* **Data rows**
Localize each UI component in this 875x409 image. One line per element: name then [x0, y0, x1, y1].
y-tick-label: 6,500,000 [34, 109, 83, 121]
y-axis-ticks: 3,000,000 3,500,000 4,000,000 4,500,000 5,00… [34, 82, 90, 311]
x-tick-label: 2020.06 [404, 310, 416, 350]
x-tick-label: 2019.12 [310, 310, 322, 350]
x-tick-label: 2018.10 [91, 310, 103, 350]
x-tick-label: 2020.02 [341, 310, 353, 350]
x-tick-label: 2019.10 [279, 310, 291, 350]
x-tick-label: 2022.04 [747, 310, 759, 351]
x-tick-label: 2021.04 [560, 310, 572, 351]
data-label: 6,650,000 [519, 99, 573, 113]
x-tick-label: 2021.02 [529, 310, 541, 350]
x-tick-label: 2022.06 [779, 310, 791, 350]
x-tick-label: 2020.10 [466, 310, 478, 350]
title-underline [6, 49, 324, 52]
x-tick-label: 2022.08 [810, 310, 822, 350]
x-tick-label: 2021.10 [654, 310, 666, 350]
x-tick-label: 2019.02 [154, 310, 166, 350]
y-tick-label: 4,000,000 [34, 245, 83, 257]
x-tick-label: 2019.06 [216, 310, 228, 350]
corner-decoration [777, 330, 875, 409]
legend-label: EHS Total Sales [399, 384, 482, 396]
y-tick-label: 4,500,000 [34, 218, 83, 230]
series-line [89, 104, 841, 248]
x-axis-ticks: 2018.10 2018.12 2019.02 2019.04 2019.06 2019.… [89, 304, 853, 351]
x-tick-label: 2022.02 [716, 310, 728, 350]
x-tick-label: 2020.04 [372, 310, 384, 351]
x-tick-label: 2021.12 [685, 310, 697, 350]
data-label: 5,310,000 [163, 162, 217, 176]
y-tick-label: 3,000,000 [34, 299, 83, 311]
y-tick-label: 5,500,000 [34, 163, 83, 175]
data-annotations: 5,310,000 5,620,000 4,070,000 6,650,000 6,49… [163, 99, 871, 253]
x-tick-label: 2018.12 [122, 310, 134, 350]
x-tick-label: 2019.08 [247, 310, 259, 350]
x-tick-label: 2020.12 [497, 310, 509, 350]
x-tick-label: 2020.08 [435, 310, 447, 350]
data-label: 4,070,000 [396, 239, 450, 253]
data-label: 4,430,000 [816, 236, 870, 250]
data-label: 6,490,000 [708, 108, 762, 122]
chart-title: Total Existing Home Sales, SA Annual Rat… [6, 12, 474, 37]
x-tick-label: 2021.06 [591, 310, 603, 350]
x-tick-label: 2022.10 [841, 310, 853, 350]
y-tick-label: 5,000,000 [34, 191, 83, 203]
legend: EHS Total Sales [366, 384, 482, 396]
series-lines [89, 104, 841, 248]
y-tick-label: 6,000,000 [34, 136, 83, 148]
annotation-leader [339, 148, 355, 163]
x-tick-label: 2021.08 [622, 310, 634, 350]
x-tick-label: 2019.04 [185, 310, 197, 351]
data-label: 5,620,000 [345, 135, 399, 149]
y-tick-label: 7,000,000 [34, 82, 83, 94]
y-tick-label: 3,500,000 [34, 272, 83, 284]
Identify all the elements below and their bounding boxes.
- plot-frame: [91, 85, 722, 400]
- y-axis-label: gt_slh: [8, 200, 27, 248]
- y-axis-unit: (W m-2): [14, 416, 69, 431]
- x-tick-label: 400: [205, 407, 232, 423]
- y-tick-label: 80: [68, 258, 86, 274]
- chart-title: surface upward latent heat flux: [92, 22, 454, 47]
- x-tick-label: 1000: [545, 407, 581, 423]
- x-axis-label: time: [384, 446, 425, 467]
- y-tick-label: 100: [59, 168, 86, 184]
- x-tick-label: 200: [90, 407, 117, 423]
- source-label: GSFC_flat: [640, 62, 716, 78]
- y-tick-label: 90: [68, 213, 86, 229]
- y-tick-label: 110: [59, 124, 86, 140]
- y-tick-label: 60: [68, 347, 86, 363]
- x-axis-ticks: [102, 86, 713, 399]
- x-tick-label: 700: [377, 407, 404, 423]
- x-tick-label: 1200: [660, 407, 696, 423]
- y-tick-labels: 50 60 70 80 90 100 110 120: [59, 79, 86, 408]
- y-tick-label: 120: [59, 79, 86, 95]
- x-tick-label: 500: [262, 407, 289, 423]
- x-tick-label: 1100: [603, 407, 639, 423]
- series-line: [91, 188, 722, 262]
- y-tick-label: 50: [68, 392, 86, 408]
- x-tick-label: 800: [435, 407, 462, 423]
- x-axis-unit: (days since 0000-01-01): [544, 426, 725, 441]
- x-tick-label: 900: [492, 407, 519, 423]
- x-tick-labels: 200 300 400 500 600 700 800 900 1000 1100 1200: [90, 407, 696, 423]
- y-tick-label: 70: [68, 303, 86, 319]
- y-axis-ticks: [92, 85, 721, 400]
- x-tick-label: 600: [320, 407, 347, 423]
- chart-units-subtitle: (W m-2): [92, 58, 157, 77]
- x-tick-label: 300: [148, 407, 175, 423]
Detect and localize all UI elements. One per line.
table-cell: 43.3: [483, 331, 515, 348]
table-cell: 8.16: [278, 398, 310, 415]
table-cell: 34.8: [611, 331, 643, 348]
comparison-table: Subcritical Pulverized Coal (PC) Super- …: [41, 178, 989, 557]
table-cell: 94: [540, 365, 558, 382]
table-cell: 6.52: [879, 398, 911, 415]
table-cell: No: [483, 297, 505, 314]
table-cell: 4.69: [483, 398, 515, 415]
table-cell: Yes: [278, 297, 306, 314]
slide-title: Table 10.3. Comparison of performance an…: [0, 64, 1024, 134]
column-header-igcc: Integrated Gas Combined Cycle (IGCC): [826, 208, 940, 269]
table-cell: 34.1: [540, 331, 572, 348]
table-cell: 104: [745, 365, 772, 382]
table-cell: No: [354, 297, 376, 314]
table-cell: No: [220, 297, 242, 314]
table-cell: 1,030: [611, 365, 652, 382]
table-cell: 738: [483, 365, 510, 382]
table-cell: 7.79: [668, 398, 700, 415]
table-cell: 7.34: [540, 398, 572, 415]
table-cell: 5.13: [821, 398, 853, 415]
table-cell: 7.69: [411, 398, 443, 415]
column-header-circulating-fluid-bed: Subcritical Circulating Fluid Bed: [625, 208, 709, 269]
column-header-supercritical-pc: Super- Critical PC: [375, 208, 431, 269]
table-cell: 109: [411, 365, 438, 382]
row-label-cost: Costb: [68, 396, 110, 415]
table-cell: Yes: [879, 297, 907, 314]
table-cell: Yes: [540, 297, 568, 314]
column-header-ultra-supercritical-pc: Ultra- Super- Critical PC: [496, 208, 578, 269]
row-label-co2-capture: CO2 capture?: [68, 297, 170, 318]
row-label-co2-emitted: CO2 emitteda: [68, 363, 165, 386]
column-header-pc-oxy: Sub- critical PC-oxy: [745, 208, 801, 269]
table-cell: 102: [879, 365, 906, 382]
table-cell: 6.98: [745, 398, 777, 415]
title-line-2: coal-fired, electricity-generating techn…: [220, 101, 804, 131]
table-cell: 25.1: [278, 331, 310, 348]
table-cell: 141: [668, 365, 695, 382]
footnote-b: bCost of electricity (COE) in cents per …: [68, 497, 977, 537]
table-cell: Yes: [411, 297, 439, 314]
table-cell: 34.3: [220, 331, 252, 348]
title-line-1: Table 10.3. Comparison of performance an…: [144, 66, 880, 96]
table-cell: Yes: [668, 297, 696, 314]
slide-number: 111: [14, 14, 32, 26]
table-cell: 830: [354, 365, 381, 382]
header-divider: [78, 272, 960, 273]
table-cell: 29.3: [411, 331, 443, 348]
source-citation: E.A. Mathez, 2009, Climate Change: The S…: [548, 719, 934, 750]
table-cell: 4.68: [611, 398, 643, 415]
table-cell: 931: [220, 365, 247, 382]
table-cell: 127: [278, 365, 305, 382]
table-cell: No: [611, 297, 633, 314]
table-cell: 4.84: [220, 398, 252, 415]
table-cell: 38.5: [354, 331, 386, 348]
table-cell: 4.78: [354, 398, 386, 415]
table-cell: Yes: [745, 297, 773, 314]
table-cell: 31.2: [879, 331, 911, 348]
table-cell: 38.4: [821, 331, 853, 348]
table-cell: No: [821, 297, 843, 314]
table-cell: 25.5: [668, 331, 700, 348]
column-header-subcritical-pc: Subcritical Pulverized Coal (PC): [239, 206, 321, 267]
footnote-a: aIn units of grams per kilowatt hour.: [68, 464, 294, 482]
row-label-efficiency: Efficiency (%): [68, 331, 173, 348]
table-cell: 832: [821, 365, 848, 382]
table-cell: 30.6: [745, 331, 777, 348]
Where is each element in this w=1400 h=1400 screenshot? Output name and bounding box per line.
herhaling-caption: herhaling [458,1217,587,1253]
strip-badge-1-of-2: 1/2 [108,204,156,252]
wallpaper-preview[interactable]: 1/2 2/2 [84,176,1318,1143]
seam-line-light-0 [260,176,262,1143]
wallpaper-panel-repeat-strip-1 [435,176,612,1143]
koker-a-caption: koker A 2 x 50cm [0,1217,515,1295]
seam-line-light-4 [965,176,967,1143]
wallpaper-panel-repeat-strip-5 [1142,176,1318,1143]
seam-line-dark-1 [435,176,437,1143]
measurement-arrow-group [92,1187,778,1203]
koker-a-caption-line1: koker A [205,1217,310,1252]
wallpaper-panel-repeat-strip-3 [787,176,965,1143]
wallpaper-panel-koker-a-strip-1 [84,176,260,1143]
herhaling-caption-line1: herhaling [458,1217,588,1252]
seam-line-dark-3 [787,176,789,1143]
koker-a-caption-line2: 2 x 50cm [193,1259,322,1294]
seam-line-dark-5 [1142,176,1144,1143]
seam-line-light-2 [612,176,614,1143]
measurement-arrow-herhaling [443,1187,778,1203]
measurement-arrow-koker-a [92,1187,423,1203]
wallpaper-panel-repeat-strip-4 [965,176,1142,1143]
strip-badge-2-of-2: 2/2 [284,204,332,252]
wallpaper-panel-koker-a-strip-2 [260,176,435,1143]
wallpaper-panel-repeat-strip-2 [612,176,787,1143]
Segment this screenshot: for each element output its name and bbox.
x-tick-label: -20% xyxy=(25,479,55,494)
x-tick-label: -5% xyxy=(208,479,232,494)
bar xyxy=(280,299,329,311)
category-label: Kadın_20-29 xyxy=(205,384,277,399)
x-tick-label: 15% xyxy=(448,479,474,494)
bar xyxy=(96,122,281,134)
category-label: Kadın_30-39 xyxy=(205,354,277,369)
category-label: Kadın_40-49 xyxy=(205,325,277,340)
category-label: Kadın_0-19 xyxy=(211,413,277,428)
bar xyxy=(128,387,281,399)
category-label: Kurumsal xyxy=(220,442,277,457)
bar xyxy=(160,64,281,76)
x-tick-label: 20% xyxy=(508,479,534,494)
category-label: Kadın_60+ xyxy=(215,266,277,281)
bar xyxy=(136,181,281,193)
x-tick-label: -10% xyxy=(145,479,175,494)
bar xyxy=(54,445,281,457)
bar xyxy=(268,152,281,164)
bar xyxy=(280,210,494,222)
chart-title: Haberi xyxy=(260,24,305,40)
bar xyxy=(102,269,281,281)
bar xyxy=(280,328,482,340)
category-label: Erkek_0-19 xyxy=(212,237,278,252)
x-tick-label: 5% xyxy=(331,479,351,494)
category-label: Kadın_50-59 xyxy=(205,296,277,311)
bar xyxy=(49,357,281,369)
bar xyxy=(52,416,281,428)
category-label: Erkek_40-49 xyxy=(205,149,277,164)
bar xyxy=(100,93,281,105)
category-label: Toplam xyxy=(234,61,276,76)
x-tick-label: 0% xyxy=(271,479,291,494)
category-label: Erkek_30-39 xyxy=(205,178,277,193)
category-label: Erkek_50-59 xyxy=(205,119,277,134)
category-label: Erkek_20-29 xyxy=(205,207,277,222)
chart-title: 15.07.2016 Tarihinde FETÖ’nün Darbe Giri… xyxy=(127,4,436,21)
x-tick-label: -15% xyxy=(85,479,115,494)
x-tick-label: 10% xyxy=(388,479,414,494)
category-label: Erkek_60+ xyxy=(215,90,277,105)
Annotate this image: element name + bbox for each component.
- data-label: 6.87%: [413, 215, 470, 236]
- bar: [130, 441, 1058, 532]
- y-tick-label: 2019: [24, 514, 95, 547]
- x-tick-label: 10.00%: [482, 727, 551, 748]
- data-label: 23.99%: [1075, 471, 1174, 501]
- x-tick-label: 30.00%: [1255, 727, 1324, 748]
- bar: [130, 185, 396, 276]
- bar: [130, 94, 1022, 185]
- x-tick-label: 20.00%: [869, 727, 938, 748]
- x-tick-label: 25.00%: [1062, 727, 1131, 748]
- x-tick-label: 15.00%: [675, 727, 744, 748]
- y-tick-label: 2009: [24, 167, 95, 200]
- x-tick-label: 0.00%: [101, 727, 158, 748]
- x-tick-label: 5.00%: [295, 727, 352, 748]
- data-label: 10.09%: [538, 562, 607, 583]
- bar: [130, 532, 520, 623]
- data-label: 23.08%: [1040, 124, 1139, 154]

* **Required task**
Return every line above that contains the string "caption".

* **Right answer**
herhaling-caption: herhaling [458,1217,587,1253]
koker-a-caption: koker A 2 x 50cm [0,1217,515,1295]
koker-a-caption-line1: koker A [205,1217,310,1252]
herhaling-caption-line1: herhaling [458,1217,588,1252]
koker-a-caption-line2: 2 x 50cm [193,1259,322,1294]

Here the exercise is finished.